Entries shown:
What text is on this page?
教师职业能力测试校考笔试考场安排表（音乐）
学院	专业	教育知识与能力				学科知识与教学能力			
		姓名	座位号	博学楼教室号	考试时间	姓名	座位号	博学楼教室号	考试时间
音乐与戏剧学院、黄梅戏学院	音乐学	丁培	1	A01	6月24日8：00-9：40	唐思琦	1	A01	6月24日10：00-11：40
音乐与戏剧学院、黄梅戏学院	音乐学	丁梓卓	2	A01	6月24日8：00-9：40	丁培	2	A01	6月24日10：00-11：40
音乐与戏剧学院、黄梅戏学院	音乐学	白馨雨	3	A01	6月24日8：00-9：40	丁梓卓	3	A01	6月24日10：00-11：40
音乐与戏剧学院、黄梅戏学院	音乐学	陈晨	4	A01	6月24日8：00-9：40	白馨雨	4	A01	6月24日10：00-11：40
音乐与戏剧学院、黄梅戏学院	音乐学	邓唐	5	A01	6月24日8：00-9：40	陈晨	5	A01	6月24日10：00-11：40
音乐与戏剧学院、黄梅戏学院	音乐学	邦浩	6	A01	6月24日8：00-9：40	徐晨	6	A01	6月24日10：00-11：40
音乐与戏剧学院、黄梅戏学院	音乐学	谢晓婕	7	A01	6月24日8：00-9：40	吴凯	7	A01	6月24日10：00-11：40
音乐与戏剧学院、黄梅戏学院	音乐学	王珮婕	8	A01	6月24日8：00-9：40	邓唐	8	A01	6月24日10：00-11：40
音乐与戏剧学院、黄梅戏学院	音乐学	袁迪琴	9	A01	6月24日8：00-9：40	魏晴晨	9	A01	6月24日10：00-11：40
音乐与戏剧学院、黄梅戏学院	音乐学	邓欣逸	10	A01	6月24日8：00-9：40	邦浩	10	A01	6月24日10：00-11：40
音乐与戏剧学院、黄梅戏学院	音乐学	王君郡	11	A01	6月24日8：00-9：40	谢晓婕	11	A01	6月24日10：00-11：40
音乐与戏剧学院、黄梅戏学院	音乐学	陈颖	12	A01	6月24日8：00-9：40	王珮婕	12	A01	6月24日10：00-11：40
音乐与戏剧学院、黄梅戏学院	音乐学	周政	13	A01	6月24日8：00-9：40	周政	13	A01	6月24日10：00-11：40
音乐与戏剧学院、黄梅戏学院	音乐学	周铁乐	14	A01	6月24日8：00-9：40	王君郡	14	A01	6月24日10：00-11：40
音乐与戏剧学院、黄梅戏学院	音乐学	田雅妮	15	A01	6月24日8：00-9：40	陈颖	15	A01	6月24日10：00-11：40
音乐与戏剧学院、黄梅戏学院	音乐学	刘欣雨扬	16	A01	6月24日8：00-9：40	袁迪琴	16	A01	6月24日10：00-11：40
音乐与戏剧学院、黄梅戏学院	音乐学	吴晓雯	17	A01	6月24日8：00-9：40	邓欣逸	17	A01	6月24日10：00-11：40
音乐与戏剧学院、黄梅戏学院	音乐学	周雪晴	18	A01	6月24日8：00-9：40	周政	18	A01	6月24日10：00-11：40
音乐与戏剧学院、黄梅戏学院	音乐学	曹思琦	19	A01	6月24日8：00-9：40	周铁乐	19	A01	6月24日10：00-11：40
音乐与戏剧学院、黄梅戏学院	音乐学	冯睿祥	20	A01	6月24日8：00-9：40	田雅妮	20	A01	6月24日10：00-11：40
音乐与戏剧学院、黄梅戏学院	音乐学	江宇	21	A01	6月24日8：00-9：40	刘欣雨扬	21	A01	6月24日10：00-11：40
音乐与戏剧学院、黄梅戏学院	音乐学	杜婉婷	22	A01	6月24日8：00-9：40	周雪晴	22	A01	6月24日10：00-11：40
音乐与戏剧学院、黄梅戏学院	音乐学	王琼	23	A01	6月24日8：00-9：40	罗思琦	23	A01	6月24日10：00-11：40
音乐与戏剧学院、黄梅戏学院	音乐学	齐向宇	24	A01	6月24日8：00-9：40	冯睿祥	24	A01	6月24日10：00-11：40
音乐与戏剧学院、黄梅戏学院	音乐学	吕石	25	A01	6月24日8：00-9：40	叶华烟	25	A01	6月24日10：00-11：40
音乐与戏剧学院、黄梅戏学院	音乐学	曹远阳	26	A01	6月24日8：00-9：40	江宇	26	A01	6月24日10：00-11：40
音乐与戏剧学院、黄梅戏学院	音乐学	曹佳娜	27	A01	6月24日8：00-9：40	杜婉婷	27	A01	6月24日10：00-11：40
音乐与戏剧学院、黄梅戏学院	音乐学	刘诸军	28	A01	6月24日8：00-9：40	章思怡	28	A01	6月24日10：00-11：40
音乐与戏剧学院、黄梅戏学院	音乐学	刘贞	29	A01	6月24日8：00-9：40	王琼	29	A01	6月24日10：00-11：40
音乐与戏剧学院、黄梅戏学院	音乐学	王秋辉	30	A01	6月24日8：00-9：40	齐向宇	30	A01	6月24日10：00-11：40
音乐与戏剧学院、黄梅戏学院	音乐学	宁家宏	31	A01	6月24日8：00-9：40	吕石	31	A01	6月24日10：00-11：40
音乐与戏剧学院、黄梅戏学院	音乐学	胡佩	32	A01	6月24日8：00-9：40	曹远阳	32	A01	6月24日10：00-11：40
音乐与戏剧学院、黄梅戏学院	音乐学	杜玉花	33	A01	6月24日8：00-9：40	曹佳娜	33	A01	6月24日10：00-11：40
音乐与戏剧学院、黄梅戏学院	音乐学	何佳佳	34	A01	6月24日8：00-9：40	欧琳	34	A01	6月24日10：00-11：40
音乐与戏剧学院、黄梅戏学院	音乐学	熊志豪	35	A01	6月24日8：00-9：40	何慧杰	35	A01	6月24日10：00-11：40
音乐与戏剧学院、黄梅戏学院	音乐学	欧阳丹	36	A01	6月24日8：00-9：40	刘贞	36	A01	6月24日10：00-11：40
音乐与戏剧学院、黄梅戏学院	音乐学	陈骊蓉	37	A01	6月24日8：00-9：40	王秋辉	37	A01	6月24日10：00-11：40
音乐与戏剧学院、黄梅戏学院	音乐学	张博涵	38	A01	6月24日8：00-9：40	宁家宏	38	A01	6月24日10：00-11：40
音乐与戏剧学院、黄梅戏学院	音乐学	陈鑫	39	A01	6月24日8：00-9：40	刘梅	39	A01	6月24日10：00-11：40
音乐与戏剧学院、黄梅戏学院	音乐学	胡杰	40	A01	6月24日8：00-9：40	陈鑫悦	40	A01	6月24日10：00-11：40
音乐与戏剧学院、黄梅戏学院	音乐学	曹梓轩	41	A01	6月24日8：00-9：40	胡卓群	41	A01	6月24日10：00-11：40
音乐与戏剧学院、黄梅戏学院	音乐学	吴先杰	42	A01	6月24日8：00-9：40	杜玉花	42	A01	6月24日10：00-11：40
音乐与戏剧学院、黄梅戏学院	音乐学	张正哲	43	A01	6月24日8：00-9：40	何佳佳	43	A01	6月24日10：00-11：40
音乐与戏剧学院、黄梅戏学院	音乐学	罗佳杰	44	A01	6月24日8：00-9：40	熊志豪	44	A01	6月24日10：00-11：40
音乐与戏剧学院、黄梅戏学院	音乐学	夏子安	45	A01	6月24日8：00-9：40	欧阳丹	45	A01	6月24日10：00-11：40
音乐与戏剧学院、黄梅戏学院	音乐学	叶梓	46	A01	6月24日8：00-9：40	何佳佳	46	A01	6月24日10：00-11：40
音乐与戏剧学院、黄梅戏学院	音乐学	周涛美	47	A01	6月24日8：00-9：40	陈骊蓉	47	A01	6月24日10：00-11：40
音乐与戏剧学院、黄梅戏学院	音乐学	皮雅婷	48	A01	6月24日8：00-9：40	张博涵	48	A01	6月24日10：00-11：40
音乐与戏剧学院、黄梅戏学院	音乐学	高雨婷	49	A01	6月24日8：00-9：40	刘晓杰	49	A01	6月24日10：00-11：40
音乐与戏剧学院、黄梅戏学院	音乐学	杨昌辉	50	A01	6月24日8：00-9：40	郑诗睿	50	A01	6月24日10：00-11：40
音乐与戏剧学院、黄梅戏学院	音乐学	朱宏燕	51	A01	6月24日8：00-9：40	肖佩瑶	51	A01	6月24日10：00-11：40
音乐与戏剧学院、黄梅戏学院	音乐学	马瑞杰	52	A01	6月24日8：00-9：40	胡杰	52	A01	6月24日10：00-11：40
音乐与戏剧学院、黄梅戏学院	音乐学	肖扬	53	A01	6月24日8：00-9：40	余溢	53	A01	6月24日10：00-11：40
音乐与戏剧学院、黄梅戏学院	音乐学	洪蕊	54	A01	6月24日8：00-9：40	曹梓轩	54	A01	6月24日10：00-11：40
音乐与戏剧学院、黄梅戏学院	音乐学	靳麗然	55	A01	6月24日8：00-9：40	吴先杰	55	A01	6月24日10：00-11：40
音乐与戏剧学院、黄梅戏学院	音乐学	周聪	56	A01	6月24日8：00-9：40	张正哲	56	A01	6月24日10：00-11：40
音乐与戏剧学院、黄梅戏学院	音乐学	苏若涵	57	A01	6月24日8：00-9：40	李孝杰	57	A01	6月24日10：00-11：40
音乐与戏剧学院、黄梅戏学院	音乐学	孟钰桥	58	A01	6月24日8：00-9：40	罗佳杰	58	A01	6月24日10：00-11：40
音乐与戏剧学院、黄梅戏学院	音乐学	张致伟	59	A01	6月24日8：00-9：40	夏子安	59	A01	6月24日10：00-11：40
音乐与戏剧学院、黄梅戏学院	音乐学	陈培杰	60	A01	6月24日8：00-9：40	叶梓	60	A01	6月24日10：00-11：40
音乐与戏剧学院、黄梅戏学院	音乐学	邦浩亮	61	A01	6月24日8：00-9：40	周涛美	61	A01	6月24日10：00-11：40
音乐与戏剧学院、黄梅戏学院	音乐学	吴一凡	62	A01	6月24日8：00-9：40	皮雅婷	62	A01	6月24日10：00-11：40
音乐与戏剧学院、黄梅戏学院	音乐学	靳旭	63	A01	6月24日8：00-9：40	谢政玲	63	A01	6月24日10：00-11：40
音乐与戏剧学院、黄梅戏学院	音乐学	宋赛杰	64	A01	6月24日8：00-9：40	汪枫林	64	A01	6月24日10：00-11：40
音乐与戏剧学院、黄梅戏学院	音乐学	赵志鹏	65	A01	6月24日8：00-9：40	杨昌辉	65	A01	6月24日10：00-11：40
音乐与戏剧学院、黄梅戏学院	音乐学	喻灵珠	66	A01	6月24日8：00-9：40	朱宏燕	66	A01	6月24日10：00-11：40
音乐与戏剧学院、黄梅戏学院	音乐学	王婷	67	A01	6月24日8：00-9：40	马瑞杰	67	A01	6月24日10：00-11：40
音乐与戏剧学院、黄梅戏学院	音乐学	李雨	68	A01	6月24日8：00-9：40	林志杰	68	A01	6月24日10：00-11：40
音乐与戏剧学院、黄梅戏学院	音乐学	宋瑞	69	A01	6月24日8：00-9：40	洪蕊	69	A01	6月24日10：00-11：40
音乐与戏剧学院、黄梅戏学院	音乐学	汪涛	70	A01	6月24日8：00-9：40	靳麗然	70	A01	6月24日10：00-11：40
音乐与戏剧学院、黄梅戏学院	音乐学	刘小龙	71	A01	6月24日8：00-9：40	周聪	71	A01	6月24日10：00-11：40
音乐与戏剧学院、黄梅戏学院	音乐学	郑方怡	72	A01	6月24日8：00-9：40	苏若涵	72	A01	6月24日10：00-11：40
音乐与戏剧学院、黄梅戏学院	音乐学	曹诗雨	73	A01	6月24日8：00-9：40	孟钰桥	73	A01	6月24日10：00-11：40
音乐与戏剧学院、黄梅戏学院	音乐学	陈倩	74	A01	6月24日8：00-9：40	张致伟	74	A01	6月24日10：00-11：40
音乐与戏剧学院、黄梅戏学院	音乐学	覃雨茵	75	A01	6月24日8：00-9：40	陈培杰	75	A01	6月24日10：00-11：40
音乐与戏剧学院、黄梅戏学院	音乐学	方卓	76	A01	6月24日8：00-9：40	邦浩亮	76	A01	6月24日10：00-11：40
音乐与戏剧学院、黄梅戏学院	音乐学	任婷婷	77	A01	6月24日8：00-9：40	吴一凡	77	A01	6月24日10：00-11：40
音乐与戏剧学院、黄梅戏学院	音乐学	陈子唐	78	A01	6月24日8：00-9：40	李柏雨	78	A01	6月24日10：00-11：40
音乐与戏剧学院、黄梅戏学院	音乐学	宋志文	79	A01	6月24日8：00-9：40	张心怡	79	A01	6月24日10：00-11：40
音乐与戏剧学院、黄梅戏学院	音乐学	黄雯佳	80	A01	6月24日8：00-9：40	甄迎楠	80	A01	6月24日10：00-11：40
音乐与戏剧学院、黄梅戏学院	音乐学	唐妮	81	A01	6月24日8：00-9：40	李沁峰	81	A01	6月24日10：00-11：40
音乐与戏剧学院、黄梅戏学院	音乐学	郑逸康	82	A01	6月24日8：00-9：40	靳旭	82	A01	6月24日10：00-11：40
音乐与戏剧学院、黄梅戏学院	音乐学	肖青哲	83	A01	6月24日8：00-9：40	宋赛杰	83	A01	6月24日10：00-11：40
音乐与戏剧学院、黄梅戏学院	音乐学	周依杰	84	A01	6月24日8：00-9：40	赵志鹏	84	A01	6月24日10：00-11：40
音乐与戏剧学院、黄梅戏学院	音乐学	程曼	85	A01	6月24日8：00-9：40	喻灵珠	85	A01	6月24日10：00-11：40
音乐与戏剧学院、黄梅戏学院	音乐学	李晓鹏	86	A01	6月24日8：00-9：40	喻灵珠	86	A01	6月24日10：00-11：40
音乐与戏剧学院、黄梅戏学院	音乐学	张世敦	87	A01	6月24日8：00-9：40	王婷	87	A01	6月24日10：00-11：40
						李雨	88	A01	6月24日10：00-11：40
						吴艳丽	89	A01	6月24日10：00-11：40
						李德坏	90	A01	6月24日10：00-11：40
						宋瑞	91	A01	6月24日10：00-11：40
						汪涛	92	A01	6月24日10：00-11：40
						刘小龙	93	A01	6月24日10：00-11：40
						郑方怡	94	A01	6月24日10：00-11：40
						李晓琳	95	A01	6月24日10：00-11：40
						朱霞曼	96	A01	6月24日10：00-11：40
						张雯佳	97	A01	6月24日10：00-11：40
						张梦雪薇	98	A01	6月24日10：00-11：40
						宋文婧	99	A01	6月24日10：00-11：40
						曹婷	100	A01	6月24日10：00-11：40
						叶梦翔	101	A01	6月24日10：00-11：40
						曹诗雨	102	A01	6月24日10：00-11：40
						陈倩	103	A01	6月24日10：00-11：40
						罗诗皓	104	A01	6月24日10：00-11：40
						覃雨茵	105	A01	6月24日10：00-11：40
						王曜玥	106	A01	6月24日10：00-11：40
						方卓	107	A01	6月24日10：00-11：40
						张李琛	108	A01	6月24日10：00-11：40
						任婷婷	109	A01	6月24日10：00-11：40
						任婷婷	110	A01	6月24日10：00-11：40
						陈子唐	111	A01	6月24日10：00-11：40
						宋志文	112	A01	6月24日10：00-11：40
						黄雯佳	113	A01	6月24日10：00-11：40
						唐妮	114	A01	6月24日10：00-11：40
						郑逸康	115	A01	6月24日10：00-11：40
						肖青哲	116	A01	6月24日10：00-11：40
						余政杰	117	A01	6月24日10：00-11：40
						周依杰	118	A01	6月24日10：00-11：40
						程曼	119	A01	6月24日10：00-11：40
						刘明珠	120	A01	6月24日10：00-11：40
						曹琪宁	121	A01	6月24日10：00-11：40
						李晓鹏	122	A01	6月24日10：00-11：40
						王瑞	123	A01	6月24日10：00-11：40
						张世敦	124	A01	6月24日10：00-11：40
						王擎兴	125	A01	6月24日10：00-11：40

Work instructions:
From the entries above, copy every line containing the word "刘欣雨扬".

The completed task:
音乐与戏剧学院、黄梅戏学院	音乐学	刘欣雨扬	16	A01	6月24日8：00-9：40	袁迪琴	16	A01	6月24日10：00-11：40
音乐与戏剧学院、黄梅戏学院	音乐学	江宇	21	A01	6月24日8：00-9：40	刘欣雨扬	21	A01	6月24日10：00-11：40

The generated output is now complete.